━━ INPUT ROWS

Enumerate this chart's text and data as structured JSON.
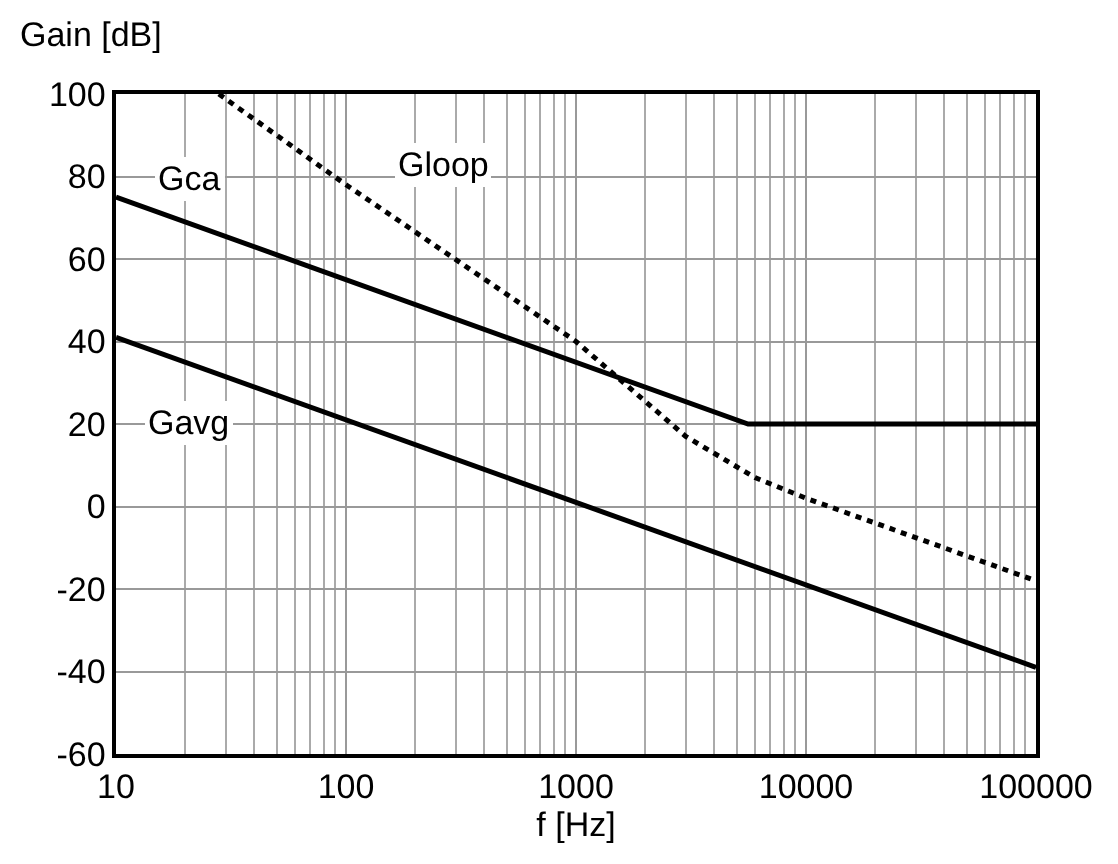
{
  "chart_data": {
    "type": "line",
    "xlabel": "f [Hz]",
    "ylabel": "Gain [dB]",
    "log": "x",
    "grid": true,
    "legend": false,
    "xlim": [
      10,
      100000
    ],
    "xticks": [
      10,
      100,
      1000,
      10000,
      100000
    ],
    "ylim": [
      -60,
      100
    ],
    "yticks": [
      -60,
      -40,
      -20,
      0,
      20,
      40,
      60,
      80,
      100
    ],
    "series": [
      {
        "name": "Gca",
        "color": "#000000",
        "line_style": "solid",
        "x": [
          10,
          5600,
          100000
        ],
        "values": [
          75,
          20,
          20
        ]
      },
      {
        "name": "Gloop",
        "color": "#000000",
        "line_style": "dotted",
        "x": [
          28,
          100,
          1000,
          3000,
          6000,
          10000,
          100000
        ],
        "values": [
          100,
          78,
          40,
          17,
          7,
          2,
          -18
        ]
      },
      {
        "name": "Gavg",
        "color": "#000000",
        "line_style": "solid",
        "x": [
          10,
          100000
        ],
        "values": [
          41,
          -39
        ]
      }
    ]
  }
}
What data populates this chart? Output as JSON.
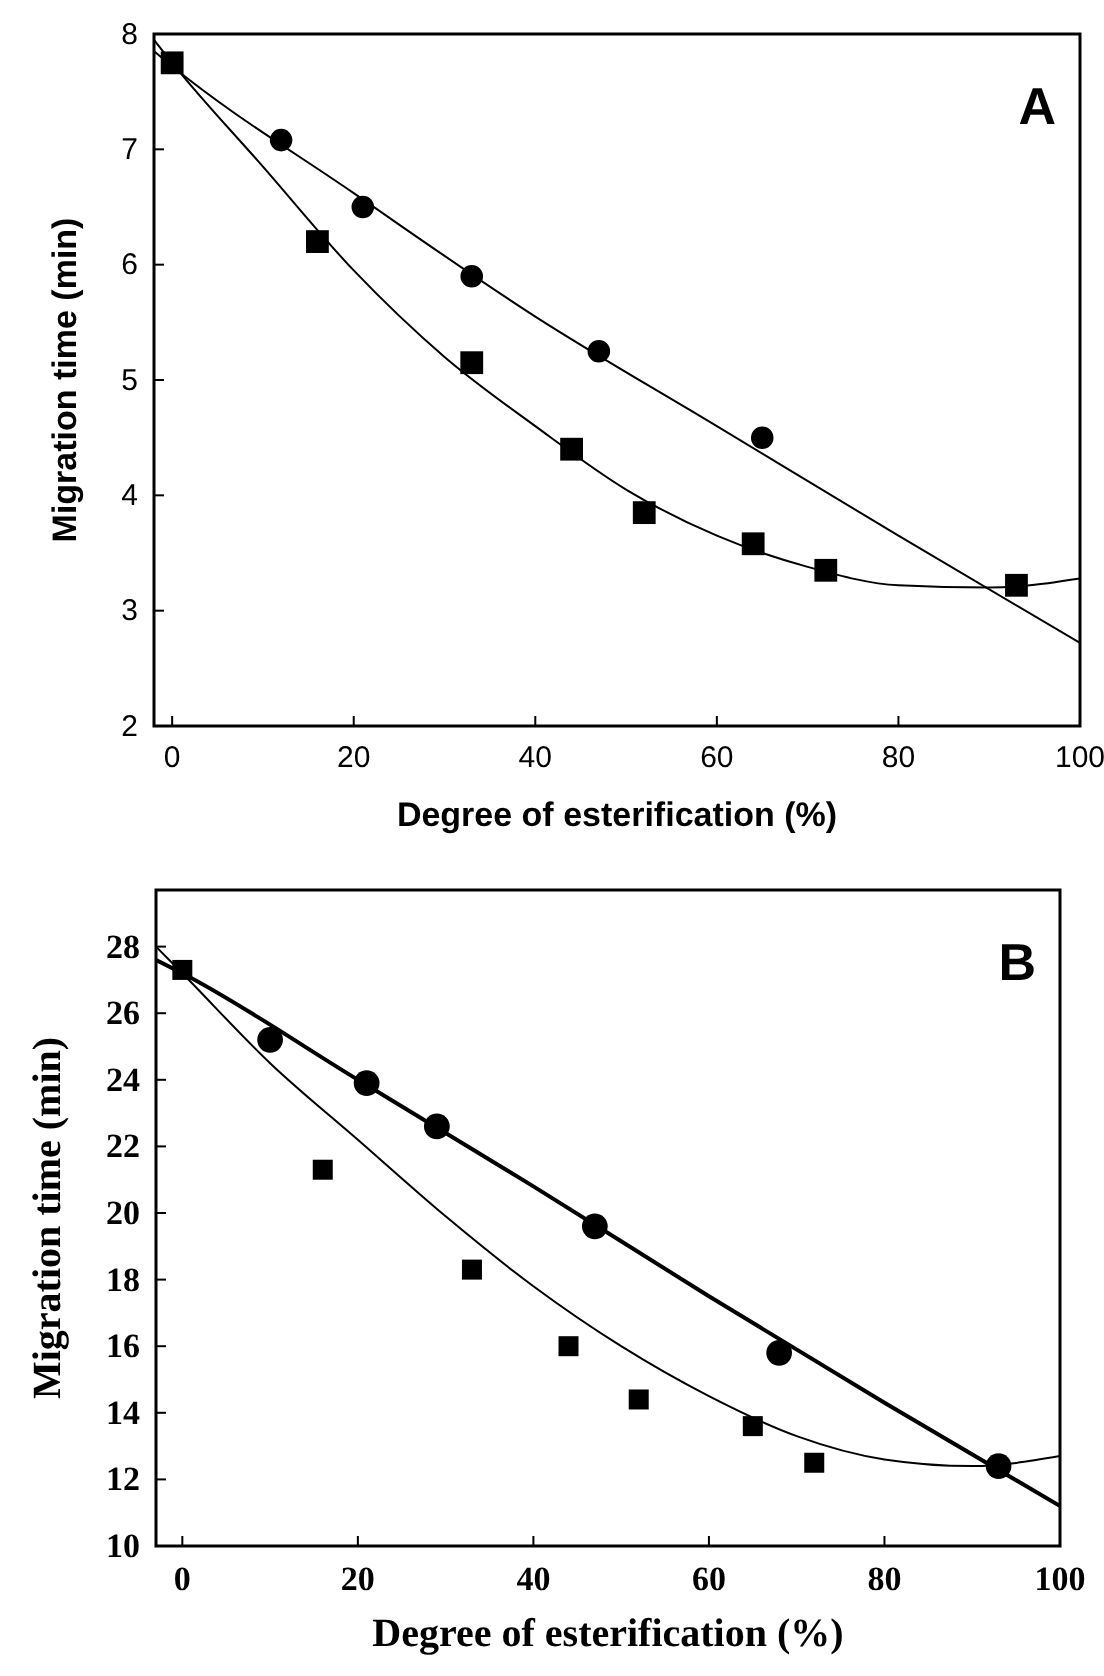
{
  "chart_data": [
    {
      "type": "scatter",
      "xlabel": "Degree of esterification (%)",
      "ylabel": "Migration time (min)",
      "annotations": [
        "A"
      ],
      "xlim": [
        -2,
        100
      ],
      "ylim": [
        2,
        8
      ],
      "xticks": [
        0,
        20,
        40,
        60,
        80,
        100
      ],
      "yticks": [
        2,
        3,
        4,
        5,
        6,
        7,
        8
      ],
      "grid": false,
      "series": [
        {
          "type": "line",
          "color": "#000000",
          "x": [
            -2,
            0,
            20,
            40,
            60,
            80,
            100
          ],
          "values": [
            7.85,
            7.72,
            6.62,
            5.55,
            4.6,
            3.65,
            2.72
          ]
        },
        {
          "type": "line",
          "color": "#000000",
          "x": [
            -2,
            0,
            10,
            20,
            30,
            40,
            50,
            60,
            70,
            80,
            90,
            100
          ],
          "values": [
            7.95,
            7.75,
            6.85,
            5.95,
            5.2,
            4.6,
            4.05,
            3.65,
            3.38,
            3.22,
            3.2,
            3.28
          ]
        },
        {
          "type": "scatter",
          "color": "#000000",
          "marker": "circle",
          "x": [
            12,
            21,
            33,
            47,
            65
          ],
          "values": [
            7.08,
            6.5,
            5.9,
            5.25,
            4.5
          ]
        },
        {
          "type": "scatter",
          "color": "#000000",
          "marker": "square",
          "x": [
            0,
            16,
            33,
            44,
            52,
            64,
            72,
            93
          ],
          "values": [
            7.75,
            6.2,
            5.15,
            4.4,
            3.85,
            3.58,
            3.35,
            3.22
          ]
        }
      ]
    },
    {
      "type": "scatter",
      "xlabel": "Degree of esterification  (%)",
      "ylabel": "Migration time (min)",
      "annotations": [
        "B"
      ],
      "xlim": [
        -3,
        100
      ],
      "ylim": [
        10,
        29.7
      ],
      "xticks": [
        0,
        20,
        40,
        60,
        80,
        100
      ],
      "yticks": [
        10,
        12,
        14,
        16,
        18,
        20,
        22,
        24,
        26,
        28
      ],
      "grid": false,
      "series": [
        {
          "type": "line",
          "color": "#000000",
          "x": [
            -3,
            0,
            20,
            40,
            60,
            80,
            100
          ],
          "values": [
            27.6,
            27.2,
            24.0,
            20.8,
            17.5,
            14.3,
            11.2
          ]
        },
        {
          "type": "line",
          "color": "#000000",
          "x": [
            -3,
            0,
            10,
            20,
            30,
            40,
            50,
            60,
            70,
            80,
            90,
            100
          ],
          "values": [
            28.0,
            27.2,
            24.5,
            22.2,
            19.9,
            17.8,
            16.0,
            14.5,
            13.3,
            12.6,
            12.4,
            12.7
          ]
        },
        {
          "type": "scatter",
          "color": "#000000",
          "marker": "circle",
          "x": [
            10,
            21,
            29,
            47,
            68,
            93
          ],
          "values": [
            25.2,
            23.9,
            22.6,
            19.6,
            15.8,
            12.4
          ]
        },
        {
          "type": "scatter",
          "color": "#000000",
          "marker": "square",
          "x": [
            0,
            16,
            33,
            44,
            52,
            65,
            72
          ],
          "values": [
            27.3,
            21.3,
            18.3,
            16.0,
            14.4,
            13.6,
            12.5
          ]
        }
      ]
    }
  ]
}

━━━━

Will you restate every entry word for word and omit the images?

Enumerate this chart's text and data as structured JSON.
{
  "chart_data": {
    "type": "line",
    "xlabel": "f [Hz]",
    "ylabel": "Gain [dB]",
    "log": "x",
    "grid": true,
    "legend": false,
    "xlim": [
      10,
      100000
    ],
    "xticks": [
      10,
      100,
      1000,
      10000,
      100000
    ],
    "ylim": [
      -60,
      100
    ],
    "yticks": [
      -60,
      -40,
      -20,
      0,
      20,
      40,
      60,
      80,
      100
    ],
    "series": [
      {
        "name": "Gca",
        "color": "#000000",
        "line_style": "solid",
        "x": [
          10,
          5600,
          100000
        ],
        "values": [
          75,
          20,
          20
        ]
      },
      {
        "name": "Gloop",
        "color": "#000000",
        "line_style": "dotted",
        "x": [
          28,
          100,
          1000,
          3000,
          6000,
          10000,
          100000
        ],
        "values": [
          100,
          78,
          40,
          17,
          7,
          2,
          -18
        ]
      },
      {
        "name": "Gavg",
        "color": "#000000",
        "line_style": "solid",
        "x": [
          10,
          100000
        ],
        "values": [
          41,
          -39
        ]
      }
    ]
  }
}
What data populates this chart? Output as JSON.
{
  "chart_data": [
    {
      "type": "scatter",
      "xlabel": "Degree of esterification (%)",
      "ylabel": "Migration time (min)",
      "annotations": [
        "A"
      ],
      "xlim": [
        -2,
        100
      ],
      "ylim": [
        2,
        8
      ],
      "xticks": [
        0,
        20,
        40,
        60,
        80,
        100
      ],
      "yticks": [
        2,
        3,
        4,
        5,
        6,
        7,
        8
      ],
      "grid": false,
      "series": [
        {
          "type": "line",
          "color": "#000000",
          "x": [
            -2,
            0,
            20,
            40,
            60,
            80,
            100
          ],
          "values": [
            7.85,
            7.72,
            6.62,
            5.55,
            4.6,
            3.65,
            2.72
          ]
        },
        {
          "type": "line",
          "color": "#000000",
          "x": [
            -2,
            0,
            10,
            20,
            30,
            40,
            50,
            60,
            70,
            80,
            90,
            100
          ],
          "values": [
            7.95,
            7.75,
            6.85,
            5.95,
            5.2,
            4.6,
            4.05,
            3.65,
            3.38,
            3.22,
            3.2,
            3.28
          ]
        },
        {
          "type": "scatter",
          "color": "#000000",
          "marker": "circle",
          "x": [
            12,
            21,
            33,
            47,
            65
          ],
          "values": [
            7.08,
            6.5,
            5.9,
            5.25,
            4.5
          ]
        },
        {
          "type": "scatter",
          "color": "#000000",
          "marker": "square",
          "x": [
            0,
            16,
            33,
            44,
            52,
            64,
            72,
            93
          ],
          "values": [
            7.75,
            6.2,
            5.15,
            4.4,
            3.85,
            3.58,
            3.35,
            3.22
          ]
        }
      ]
    },
    {
      "type": "scatter",
      "xlabel": "Degree of esterification  (%)",
      "ylabel": "Migration time (min)",
      "annotations": [
        "B"
      ],
      "xlim": [
        -3,
        100
      ],
      "ylim": [
        10,
        29.7
      ],
      "xticks": [
        0,
        20,
        40,
        60,
        80,
        100
      ],
      "yticks": [
        10,
        12,
        14,
        16,
        18,
        20,
        22,
        24,
        26,
        28
      ],
      "grid": false,
      "series": [
        {
          "type": "line",
          "color": "#000000",
          "x": [
            -3,
            0,
            20,
            40,
            60,
            80,
            100
          ],
          "values": [
            27.6,
            27.2,
            24.0,
            20.8,
            17.5,
            14.3,
            11.2
          ]
        },
        {
          "type": "line",
          "color": "#000000",
          "x": [
            -3,
            0,
            10,
            20,
            30,
            40,
            50,
            60,
            70,
            80,
            90,
            100
          ],
          "values": [
            28.0,
            27.2,
            24.5,
            22.2,
            19.9,
            17.8,
            16.0,
            14.5,
            13.3,
            12.6,
            12.4,
            12.7
          ]
        },
        {
          "type": "scatter",
          "color": "#000000",
          "marker": "circle",
          "x": [
            10,
            21,
            29,
            47,
            68,
            93
          ],
          "values": [
            25.2,
            23.9,
            22.6,
            19.6,
            15.8,
            12.4
          ]
        },
        {
          "type": "scatter",
          "color": "#000000",
          "marker": "square",
          "x": [
            0,
            16,
            33,
            44,
            52,
            65,
            72
          ],
          "values": [
            27.3,
            21.3,
            18.3,
            16.0,
            14.4,
            13.6,
            12.5
          ]
        }
      ]
    }
  ]
}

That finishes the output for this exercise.